[Entries with figure data]
========================================================================

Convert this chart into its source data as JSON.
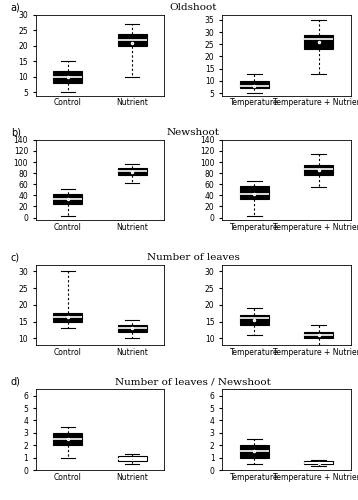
{
  "panels": [
    {
      "label": "a)",
      "title": "Oldshoot",
      "left": {
        "cats": [
          "Control",
          "Nutrient"
        ],
        "boxes": [
          {
            "whislo": 5,
            "q1": 8,
            "med": 10,
            "q3": 12,
            "whishi": 15,
            "mean": 10,
            "fliers": []
          },
          {
            "whislo": 10,
            "q1": 20,
            "med": 22,
            "q3": 24,
            "whishi": 27,
            "mean": 21,
            "fliers": []
          }
        ],
        "ylim": [
          4,
          30
        ],
        "yticks": [
          5,
          10,
          15,
          20,
          25,
          30
        ],
        "filled": [
          true,
          true
        ]
      },
      "right": {
        "cats": [
          "Temperature",
          "Temperature + Nutrient"
        ],
        "boxes": [
          {
            "whislo": 5,
            "q1": 7,
            "med": 8,
            "q3": 10,
            "whishi": 13,
            "mean": 8,
            "fliers": []
          },
          {
            "whislo": 13,
            "q1": 23,
            "med": 27,
            "q3": 29,
            "whishi": 35,
            "mean": 26,
            "fliers": []
          }
        ],
        "ylim": [
          4,
          37
        ],
        "yticks": [
          5,
          10,
          15,
          20,
          25,
          30,
          35
        ],
        "filled": [
          true,
          true
        ]
      }
    },
    {
      "label": "b)",
      "title": "Newshoot",
      "left": {
        "cats": [
          "Control",
          "Nutrient"
        ],
        "boxes": [
          {
            "whislo": 2,
            "q1": 25,
            "med": 33,
            "q3": 42,
            "whishi": 52,
            "mean": 33,
            "fliers": []
          },
          {
            "whislo": 62,
            "q1": 76,
            "med": 83,
            "q3": 90,
            "whishi": 96,
            "mean": 82,
            "fliers": []
          }
        ],
        "ylim": [
          -5,
          140
        ],
        "yticks": [
          0,
          20,
          40,
          60,
          80,
          100,
          120,
          140
        ],
        "filled": [
          true,
          true
        ]
      },
      "right": {
        "cats": [
          "Temperature",
          "Temperature + Nutrient"
        ],
        "boxes": [
          {
            "whislo": 2,
            "q1": 33,
            "med": 43,
            "q3": 56,
            "whishi": 66,
            "mean": 43,
            "fliers": []
          },
          {
            "whislo": 55,
            "q1": 76,
            "med": 87,
            "q3": 95,
            "whishi": 115,
            "mean": 86,
            "fliers": []
          }
        ],
        "ylim": [
          -5,
          140
        ],
        "yticks": [
          0,
          20,
          40,
          60,
          80,
          100,
          120,
          140
        ],
        "filled": [
          true,
          true
        ]
      }
    },
    {
      "label": "c)",
      "title": "Number of leaves",
      "left": {
        "cats": [
          "Control",
          "Nutrient"
        ],
        "boxes": [
          {
            "whislo": 13,
            "q1": 15,
            "med": 16.5,
            "q3": 17.5,
            "whishi": 30,
            "mean": 16.5,
            "fliers": []
          },
          {
            "whislo": 10,
            "q1": 12,
            "med": 13,
            "q3": 14,
            "whishi": 15.5,
            "mean": 13,
            "fliers": []
          }
        ],
        "ylim": [
          8,
          32
        ],
        "yticks": [
          10,
          15,
          20,
          25,
          30
        ],
        "filled": [
          true,
          true
        ]
      },
      "right": {
        "cats": [
          "Temperature",
          "Temperature + Nutrient"
        ],
        "boxes": [
          {
            "whislo": 11,
            "q1": 14,
            "med": 16,
            "q3": 17,
            "whishi": 19,
            "mean": 15.5,
            "fliers": []
          },
          {
            "whislo": 8,
            "q1": 10,
            "med": 11,
            "q3": 12,
            "whishi": 14,
            "mean": 11,
            "fliers": []
          }
        ],
        "ylim": [
          8,
          32
        ],
        "yticks": [
          10,
          15,
          20,
          25,
          30
        ],
        "filled": [
          true,
          true
        ]
      }
    },
    {
      "label": "d)",
      "title": "Number of leaves / Newshoot",
      "left": {
        "cats": [
          "Control",
          "Nutrient"
        ],
        "boxes": [
          {
            "whislo": 1.0,
            "q1": 2.0,
            "med": 2.5,
            "q3": 3.0,
            "whishi": 3.5,
            "mean": 2.5,
            "fliers": []
          },
          {
            "whislo": 0.5,
            "q1": 0.7,
            "med": 0.9,
            "q3": 1.1,
            "whishi": 1.3,
            "mean": 0.9,
            "fliers": []
          }
        ],
        "ylim": [
          0,
          6.5
        ],
        "yticks": [
          0,
          1,
          2,
          3,
          4,
          5,
          6
        ],
        "filled": [
          true,
          false
        ]
      },
      "right": {
        "cats": [
          "Temperature",
          "Temperature + Nutrient"
        ],
        "boxes": [
          {
            "whislo": 0.5,
            "q1": 1.0,
            "med": 1.5,
            "q3": 2.0,
            "whishi": 2.5,
            "mean": 1.5,
            "fliers": []
          },
          {
            "whislo": 0.3,
            "q1": 0.5,
            "med": 0.6,
            "q3": 0.7,
            "whishi": 0.8,
            "mean": 0.6,
            "fliers": []
          }
        ],
        "ylim": [
          0,
          6.5
        ],
        "yticks": [
          0,
          1,
          2,
          3,
          4,
          5,
          6
        ],
        "filled": [
          true,
          false
        ]
      }
    }
  ],
  "bg_color": "#ffffff",
  "linewidth": 0.8,
  "title_fontsize": 7.5,
  "label_fontsize": 7,
  "tick_fontsize": 5.5,
  "box_width": 0.45
}
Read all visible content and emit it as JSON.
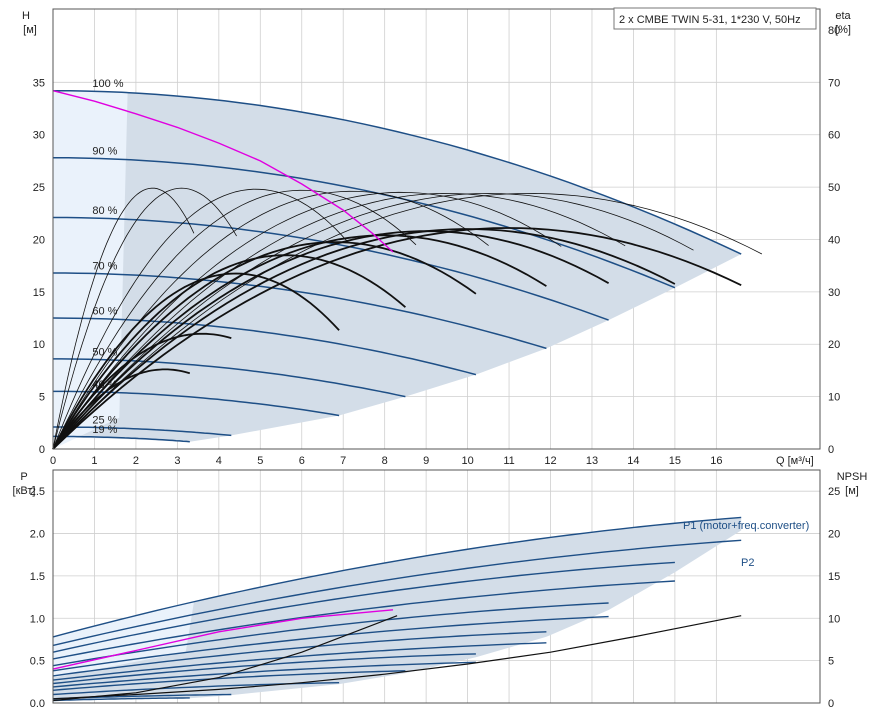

========================================================================

INSTRUCTION: Extract the full listing exactly, with the pictures left out.

THE RESULT:
Convert this chart into its source data as JSON.
{
  "panels": [
    {
      "label": "a)",
      "title": "Oldshoot",
      "left": {
        "cats": [
          "Control",
          "Nutrient"
        ],
        "boxes": [
          {
            "whislo": 5,
            "q1": 8,
            "med": 10,
            "q3": 12,
            "whishi": 15,
            "mean": 10,
            "fliers": []
          },
          {
            "whislo": 10,
            "q1": 20,
            "med": 22,
            "q3": 24,
            "whishi": 27,
            "mean": 21,
            "fliers": []
          }
        ],
        "ylim": [
          4,
          30
        ],
        "yticks": [
          5,
          10,
          15,
          20,
          25,
          30
        ],
        "filled": [
          true,
          true
        ]
      },
      "right": {
        "cats": [
          "Temperature",
          "Temperature + Nutrient"
        ],
        "boxes": [
          {
            "whislo": 5,
            "q1": 7,
            "med": 8,
            "q3": 10,
            "whishi": 13,
            "mean": 8,
            "fliers": []
          },
          {
            "whislo": 13,
            "q1": 23,
            "med": 27,
            "q3": 29,
            "whishi": 35,
            "mean": 26,
            "fliers": []
          }
        ],
        "ylim": [
          4,
          37
        ],
        "yticks": [
          5,
          10,
          15,
          20,
          25,
          30,
          35
        ],
        "filled": [
          true,
          true
        ]
      }
    },
    {
      "label": "b)",
      "title": "Newshoot",
      "left": {
        "cats": [
          "Control",
          "Nutrient"
        ],
        "boxes": [
          {
            "whislo": 2,
            "q1": 25,
            "med": 33,
            "q3": 42,
            "whishi": 52,
            "mean": 33,
            "fliers": []
          },
          {
            "whislo": 62,
            "q1": 76,
            "med": 83,
            "q3": 90,
            "whishi": 96,
            "mean": 82,
            "fliers": []
          }
        ],
        "ylim": [
          -5,
          140
        ],
        "yticks": [
          0,
          20,
          40,
          60,
          80,
          100,
          120,
          140
        ],
        "filled": [
          true,
          true
        ]
      },
      "right": {
        "cats": [
          "Temperature",
          "Temperature + Nutrient"
        ],
        "boxes": [
          {
            "whislo": 2,
            "q1": 33,
            "med": 43,
            "q3": 56,
            "whishi": 66,
            "mean": 43,
            "fliers": []
          },
          {
            "whislo": 55,
            "q1": 76,
            "med": 87,
            "q3": 95,
            "whishi": 115,
            "mean": 86,
            "fliers": []
          }
        ],
        "ylim": [
          -5,
          140
        ],
        "yticks": [
          0,
          20,
          40,
          60,
          80,
          100,
          120,
          140
        ],
        "filled": [
          true,
          true
        ]
      }
    },
    {
      "label": "c)",
      "title": "Number of leaves",
      "left": {
        "cats": [
          "Control",
          "Nutrient"
        ],
        "boxes": [
          {
            "whislo": 13,
            "q1": 15,
            "med": 16.5,
            "q3": 17.5,
            "whishi": 30,
            "mean": 16.5,
            "fliers": []
          },
          {
            "whislo": 10,
            "q1": 12,
            "med": 13,
            "q3": 14,
            "whishi": 15.5,
            "mean": 13,
            "fliers": []
          }
        ],
        "ylim": [
          8,
          32
        ],
        "yticks": [
          10,
          15,
          20,
          25,
          30
        ],
        "filled": [
          true,
          true
        ]
      },
      "right": {
        "cats": [
          "Temperature",
          "Temperature + Nutrient"
        ],
        "boxes": [
          {
            "whislo": 11,
            "q1": 14,
            "med": 16,
            "q3": 17,
            "whishi": 19,
            "mean": 15.5,
            "fliers": []
          },
          {
            "whislo": 8,
            "q1": 10,
            "med": 11,
            "q3": 12,
            "whishi": 14,
            "mean": 11,
            "fliers": []
          }
        ],
        "ylim": [
          8,
          32
        ],
        "yticks": [
          10,
          15,
          20,
          25,
          30
        ],
        "filled": [
          true,
          true
        ]
      }
    },
    {
      "label": "d)",
      "title": "Number of leaves / Newshoot",
      "left": {
        "cats": [
          "Control",
          "Nutrient"
        ],
        "boxes": [
          {
            "whislo": 1.0,
            "q1": 2.0,
            "med": 2.5,
            "q3": 3.0,
            "whishi": 3.5,
            "mean": 2.5,
            "fliers": []
          },
          {
            "whislo": 0.5,
            "q1": 0.7,
            "med": 0.9,
            "q3": 1.1,
            "whishi": 1.3,
            "mean": 0.9,
            "fliers": []
          }
        ],
        "ylim": [
          0,
          6.5
        ],
        "yticks": [
          0,
          1,
          2,
          3,
          4,
          5,
          6
        ],
        "filled": [
          true,
          false
        ]
      },
      "right": {
        "cats": [
          "Temperature",
          "Temperature + Nutrient"
        ],
        "boxes": [
          {
            "whislo": 0.5,
            "q1": 1.0,
            "med": 1.5,
            "q3": 2.0,
            "whishi": 2.5,
            "mean": 1.5,
            "fliers": []
          },
          {
            "whislo": 0.3,
            "q1": 0.5,
            "med": 0.6,
            "q3": 0.7,
            "whishi": 0.8,
            "mean": 0.6,
            "fliers": []
          }
        ],
        "ylim": [
          0,
          6.5
        ],
        "yticks": [
          0,
          1,
          2,
          3,
          4,
          5,
          6
        ],
        "filled": [
          true,
          false
        ]
      }
    }
  ],
  "bg_color": "#ffffff",
  "linewidth": 0.8,
  "title_fontsize": 7.5,
  "label_fontsize": 7,
  "tick_fontsize": 5.5,
  "box_width": 0.45
}
Read all visible content and emit it as JSON.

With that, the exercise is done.